§ EXERCISE TASK
Extract, from the records beneath this instruction, each line that contains the word "suitcase".

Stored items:
begin

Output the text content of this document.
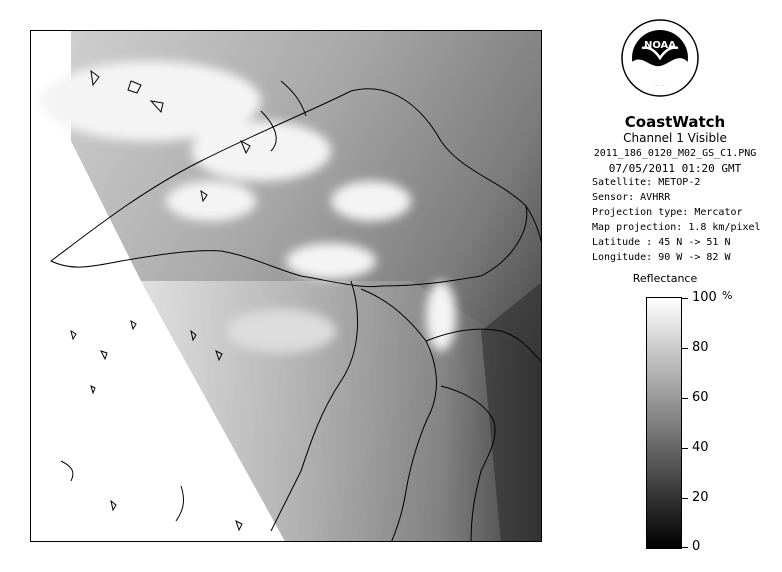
NOAA
CoastWatch
Channel 1 Visible
2011_186_0120_M02_GS_C1.PNG
07/05/2011 01:20 GMT
Satellite: METOP-2
Sensor: AVHRR
Projection type: Mercator
Map projection: 1.8 km/pixel
Latitude : 45 N -> 51 N
Longitude: 90 W -> 82 W
Reflectance
%
100
80
60
40
20
0
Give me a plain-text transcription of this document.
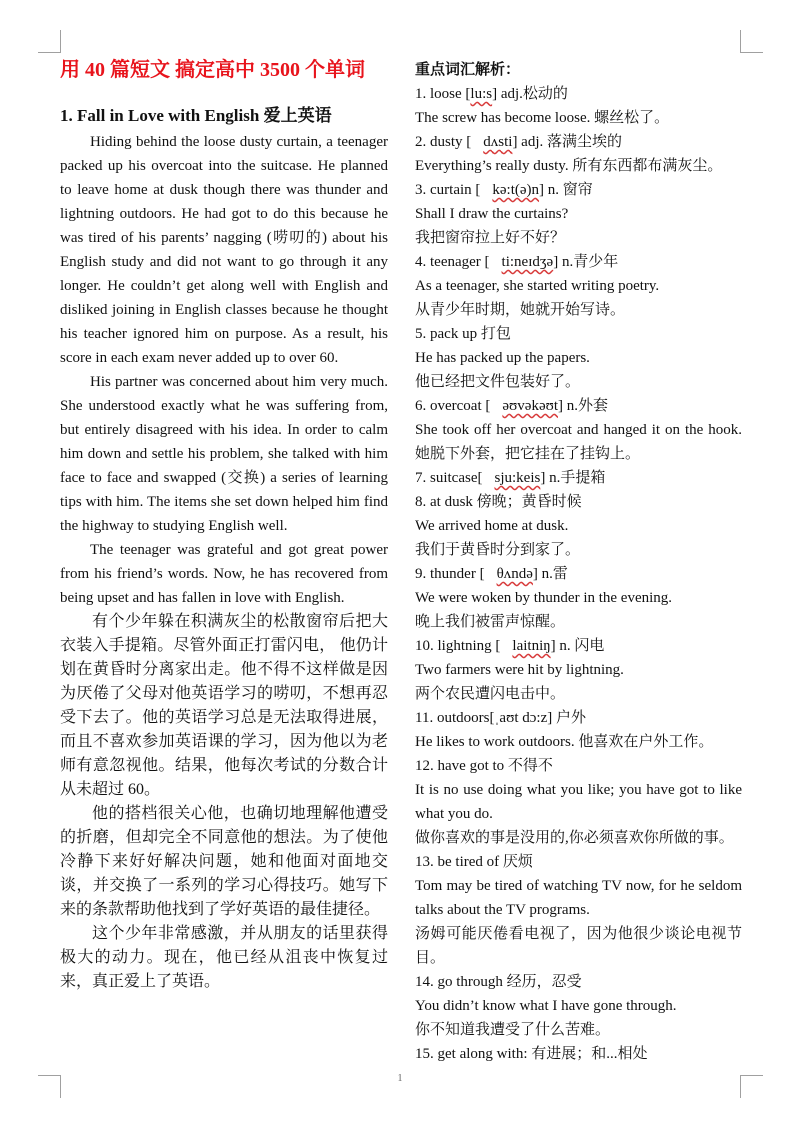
用 40 篇短文 搞定高中 3500 个单词
1. Fall in Love with English 爱上英语

Hiding behind the loose dusty curtain, a teenager packed up his overcoat into the suitcase. He planned to leave home at dusk though there was thunder and lightning outdoors. He had got to do this because he was tired of his parents’ nagging (唠叨的) about his English study and did not want to go through it any longer. He couldn’t get along well with English and disliked joining in English classes because he thought his teacher ignored him on purpose. As a result, his score in each exam never added up to over 60.

His partner was concerned about him very much. She understood exactly what he was suffering from, but entirely disagreed with his idea. In order to calm him down and settle his problem, she talked with him face to face and swapped (交换) a series of learning tips with him. The items she set down helped him find the highway to studying English well.

The teenager was grateful and got great power from his friend’s words. Now, he has recovered from being upset and has fallen in love with English.

有个少年躲在积满灰尘的松散窗帘后把大衣装入手提箱。尽管外面正打雷闪电， 他仍计划在黄昏时分离家出走。他不得不这样做是因为厌倦了父母对他英语学习的唠叨，不想再忍受下去了。他的英语学习总是无法取得进展，而且不喜欢参加英语课的学习，因为他以为老师有意忽视他。结果，他每次考试的分数合计从未超过 60。

他的搭档很关心他，也确切地理解他遭受的折磨，但却完全不同意他的想法。为了使他冷静下来好好解决问题，她和他面对面地交谈，并交换了一系列的学习心得技巧。她写下来的条款帮助他找到了学好英语的最佳捷径。

这个少年非常感激，并从朋友的话里获得极大的动力。现在，他已经从沮丧中恢复过来，真正爱上了英语。

重点词汇解析：

1. loose [lu:s] adj.松动的

The screw has become loose. 螺丝松了。

2. dusty [ dʌsti] adj. 落满尘埃的

Everything’s really dusty. 所有东西都布满灰尘。

3. curtain [ kə:t(ə)n] n. 窗帘

Shall I draw the curtains?

我把窗帘拉上好不好？

4. teenager [ ti:neɪdʒə] n.青少年

As a teenager, she started writing poetry.

从青少年时期，她就开始写诗。

5. pack up 打包

He has packed up the papers.

他已经把文件包装好了。

6. overcoat [ əʊvəkəʊt] n.外套

She took off her overcoat and hanged it on the hook. 她脱下外套，把它挂在了挂钩上。

7. suitcase[ sju:keis] n.手提箱

8. at dusk 傍晚；黄昏时候

We arrived home at dusk.

我们于黄昏时分到家了。

9. thunder [ θʌndə] n.雷

We were woken by thunder in the evening.

晚上我们被雷声惊醒。

10. lightning [ laitniŋ] n. 闪电

Two farmers were hit by lightning.

两个农民遭闪电击中。

11. outdoors[ˌaʊt dɔ:z] 户外

He likes to work outdoors. 他喜欢在户外工作。

12. have got to 不得不

It is no use doing what you like; you have got to like what you do.

做你喜欢的事是没用的,你必须喜欢你所做的事。

13. be tired of 厌烦

Tom may be tired of watching TV now, for he seldom talks about the TV programs.

汤姆可能厌倦看电视了，因为他很少谈论电视节目。

14. go through 经历，忍受

You didn’t know what I have gone through.

你不知道我遭受了什么苦难。

15. get along with: 有进展；和...相处

1
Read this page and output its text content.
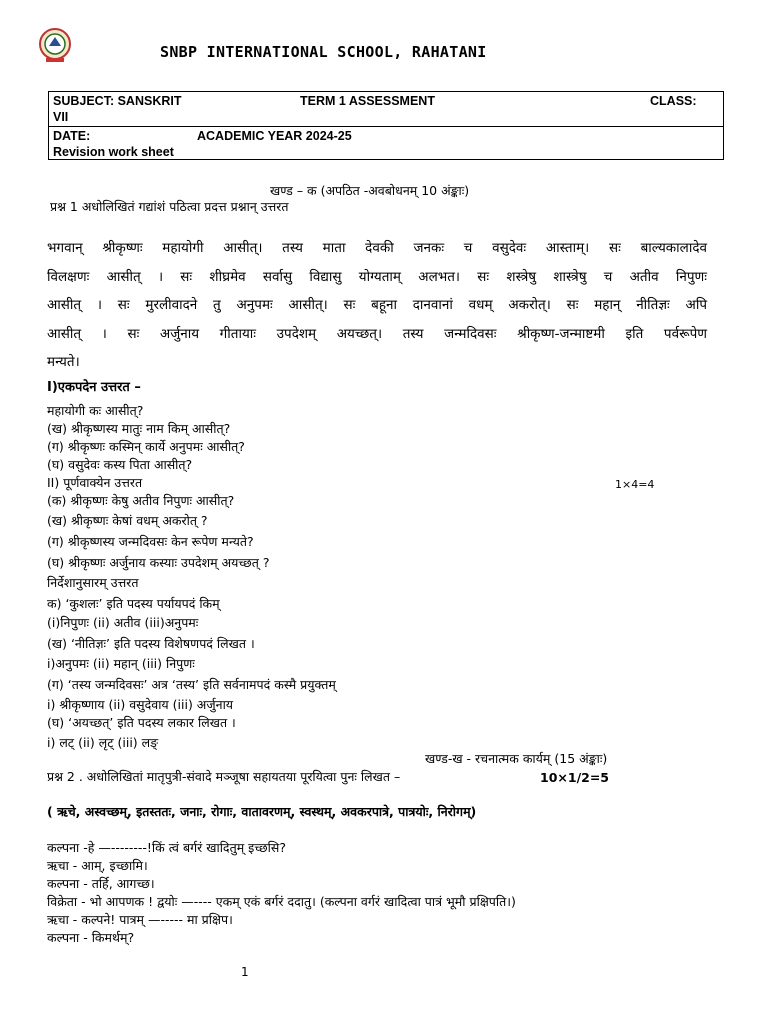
SNBP INTERNATIONAL SCHOOL, RAHATANI
SUBJECT: SANSKRIT	TERM 1 ASSESSMENT	CLASS:
VII
DATE:	ACADEMIC YEAR 2024-25
Revision work sheet
खण्ड – क (अपठित -अवबोधनम् 10 अंङ्काः)
प्रश्न 1 अधोलिखितं गद्यांशं पठित्वा प्रदत्त प्रश्नान् उत्तरत
भगवान् श्रीकृष्णः महायोगी आसीत्। तस्य माता देवकी जनकः च वसुदेवः आस्ताम्। सः बाल्यकालादेव
विलक्षणः आसीत् । सः शीघ्रमेव सर्वासु विद्यासु योग्यताम् अलभत। सः शस्त्रेषु शास्त्रेषु च अतीव निपुणः
आसीत् । सः मुरलीवादने तु अनुपमः आसीत्। सः बहूना दानवानां वधम् अकरोत्। सः महान् नीतिज्ञः अपि
आसीत् । सः अर्जुनाय गीतायाः उपदेशम् अयच्छत्। तस्य जन्मदिवसः श्रीकृष्ण-जन्माष्टमी इति पर्वरूपेण
मन्यते।
I)एकपदेन उत्तरत –
महायोगी कः आसीत्?
(ख) श्रीकृष्णस्य मातुः नाम किम् आसीत्?
(ग) श्रीकृष्णः कस्मिन् कार्ये अनुपमः आसीत्?
(घ) वसुदेवः कस्य पिता आसीत्?
II) पूर्णवाक्येन उत्तरत	1×4=4
(क) श्रीकृष्णः केषु अतीव निपुणः आसीत्?
(ख) श्रीकृष्णः केषां वधम् अकरोत् ?
(ग) श्रीकृष्णस्य जन्मदिवसः केन रूपेण मन्यते?
(घ) श्रीकृष्णः अर्जुनाय कस्याः उपदेशम् अयच्छत् ?
निर्देशानुसारम् उत्तरत
क) ‘कुशलः’ इति पदस्य पर्यायपदं किम्
(i)निपुणः (ii) अतीव (iii)अनुपमः
(ख) ‘नीतिज्ञः’ इति पदस्य विशेषणपदं लिखत ।
i)अनुपमः (ii) महान् (iii) निपुणः
(ग) ‘तस्य जन्मदिवसः’ अत्र ‘तस्य’ इति सर्वनामपदं कस्मै प्रयुक्तम्
i) श्रीकृष्णाय (ii) वसुदेवाय (iii) अर्जुनाय
(घ) ‘अयच्छत्’ इति पदस्य लकार लिखत ।
i) लट् (ii) लृट् (iii) लङ्
खण्ड-ख - रचनात्मक कार्यम् (15 अंङ्काः)
प्रश्न 2 . अधोलिखितां मातृपुत्री-संवादे मञ्जूषा सहायतया पूरयित्वा पुनः लिखत –	10×1/2=5
( ऋचे, अस्वच्छम्, इतस्ततः, जनाः, रोगाः, वातावरणम्, स्वस्थम्, अवकरपात्रे, पात्रयोः, निरोगम्)
कल्पना -हे —--------!किं त्वं बर्गरं खादितुम् इच्छसि?
ऋचा - आम्, इच्छामि।
कल्पना - तर्हि, आगच्छ।
विक्रेता - भो आपणक ! द्वयोः —---- एकम् एकं बर्गरं ददातु। (कल्पना वर्गरं खादित्वा पात्रं भूमौ प्रक्षिपति।)
ऋचा - कल्पने! पात्रम् —----- मा प्रक्षिप।
कल्पना - किमर्थम्?
1
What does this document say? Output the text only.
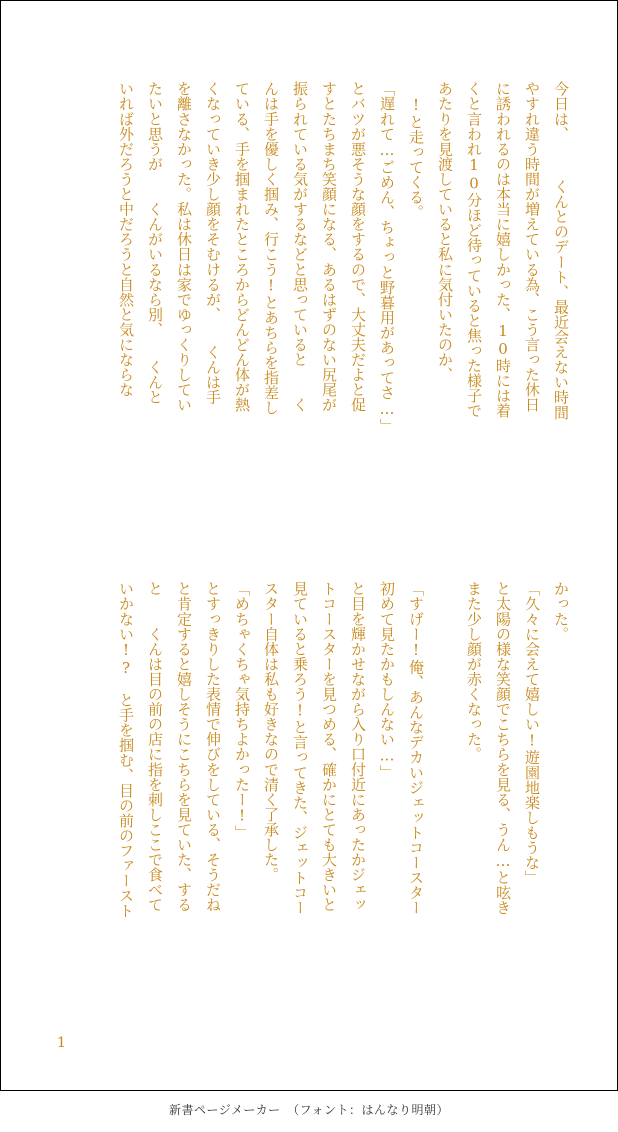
今日は、　　　くんとのデート、最近会えない時間
やすれ違う時間が増えている為、こう言った休日
に誘われるのは本当に嬉しかった、10時には着
くと言われ10分ほど待っていると焦った様子で
あたりを見渡していると私に気付いたのか、
　!と走ってくる。
「遅れて…ごめん、ちょっと野暮用があってさ…」
とバツが悪そうな顔をするので、大丈夫だよと促
すとたちまち笑顔になる、あるはずのない尻尾が
振られている気がするなどと思っていると　　く
んは手を優しく掴み、行こう!とあちらを指差し
ている、手を掴まれたところからどんどん体が熱
くなっていき少し顔をそむけるが、　　くんは手
を離さなかった。私は休日は家でゆっくりしてい
たいと思うが　　くんがいるなら別、　　くんと
いれば外だろうと中だろうと自然と気にならな
かった。
「久々に会えて嬉しい!遊園地楽しもうな」
と太陽の様な笑顔でこちらを見る、うん…と呟き
また少し顔が赤くなった。

「すげー!俺、あんなデカいジェットコースター
初めて見たかもしんない…」
と目を輝かせながら入り口付近にあったかジェッ
トコースターを見つめる、確かにとても大きいと
見ていると乗ろう!と言ってきた、ジェットコー
スター自体は私も好きなので清く了承した。
「めちゃくちゃ気持ちよかったー!」
とすっきりした表情で伸びをしている、そうだね
と肯定すると嬉しそうにこちらを見ていた、する
と　　くんは目の前の店に指を刺しここで食べて
いかない!?　と手を掴む、目の前のファースト
1
新書ページメーカー　（フォント：はんなり明朝）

end

§ WRITTEN RESPONSE
Hiding behind the loose dusty curtain, a teenager packed up his overcoat into the suitcase. He planned to leave home at dusk though there was thunder and lightning outdoors. He had got to do this because he was tired of his parents’ nagging (唠叨的) about his English study and did not want to go through it any longer. He couldn’t get along well with English and disliked joining in English classes because he thought his teacher ignored him on purpose. As a result, his score in each exam never added up to over 60.
7. suitcase[ sju:keis] n.手提箱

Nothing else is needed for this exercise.